• **Document passage**:
■ ■ ■ ■ ■ ■ ■

Thats the reason why O_NOFOLLOW was added to the kernel (bsd and linux >= 2.1.126)

> -      All symlink attacks can be improved by running them on an
>        NFS mounted directory (easy for applications that heed
>        the TMPDIR environment variable). In terms of file system
>        race conditions, NFS acts as a kind of slo-mo glue.

however, who is mounting /tmp via NFS? rare (can be found sometimes, yes)
And it's always a good idea to make /tmp a partition of it's own.
(and Theo de Raadt even goes that far to set quotas on /tmp ... ;-)

> -      It's not that hard to detect whether the targetted application is
>        in the critical section of code. On Linux, it's very easy because
>        /proc/$pid/stat will give you the instruction pointer. On other OSes

wasn't that fixed? Thomas (thomas@suse.de) found that vulnerability and
reported it. As far as I know it's fixed (hmm, but I'm not sure).

>Comments? Suggestions?

hmm, I'd propose the following function to protect against the hard/symlink
attacks (add syslog/warnings wherever you want to). Comments welcome.

■ ■ ■ ■ ■ ■ ■

• **Recorded information**:

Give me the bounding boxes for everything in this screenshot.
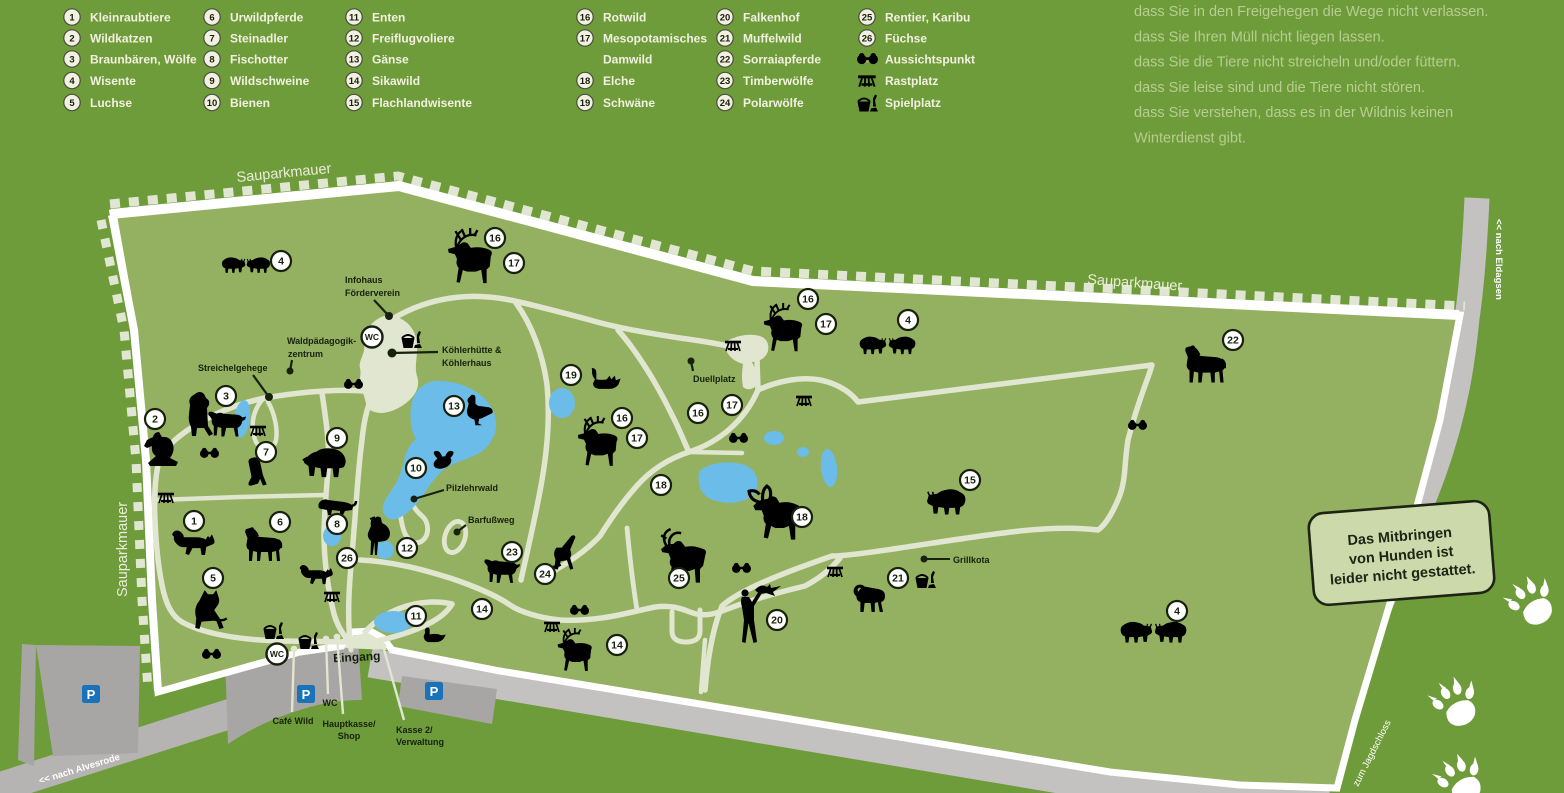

■ ■ ■ ■ ■ ■ ■

• **Task instructions**:
#1 Answer these about the post on symlink attacks:
(a) Which flag was added to the kernel?
(b) In terms of file system race conditions, what does NFS act as?
(c) On Linux, which file gives the instruction pointer?
#2 Continue the post on symlink attacks from the point where it stops.

• **Written responses**:
#1
(a) O_NOFOLLOW
(b) A kind of slo-mo glue
(c) /proc/$pid/stat

#2
#ifndef O_NOFOLLOW
# define O_NOFOLLOW 0  // was introduced in kernel 2.1.126, needs glibc > 2.0.100
#endif

int safe_reopen (char *file, int modes) {
    struct stat st;
    struct stat st2;
    int fd;

    if (lstat(TMPFILE, &st) < 0) { // does not exit -> safe creation
        if ((fd=open(TMPFILE, modes | O_EXCL | O_CREAT, 0600)) < 0)
            return -1;
    } else { // it exists - allow only regular file which are not hardlinked
	if ((! S_ISREG(st.st_mode)) || st.st_nlink != 1)
	    return -1; // OK, lets open
	if ((fd=open(TMPFILE, modes | O_NOFOLLOW)) < 0)
	    return -1;
	fstat(fd, &st2); // recheck that it's the same file ...
	if (st2.st_ino != st.st_ino || st2.st_uid != st.st_uid || st2.st_nlink != 1) {
	    close(fd);
	    return -1;
	}
    }
    return fd;
}


Greets,
	Marc
--
   Marc Heuse, SuSE GmbH, Schanzaeckerstr. 10, 90443 Nuernberg
   E@mail: marc@suse.de  Function: Security Support & Auditing
   "lynx -source http://www.suse.de/~marc/marc.pgp | pgp -fka"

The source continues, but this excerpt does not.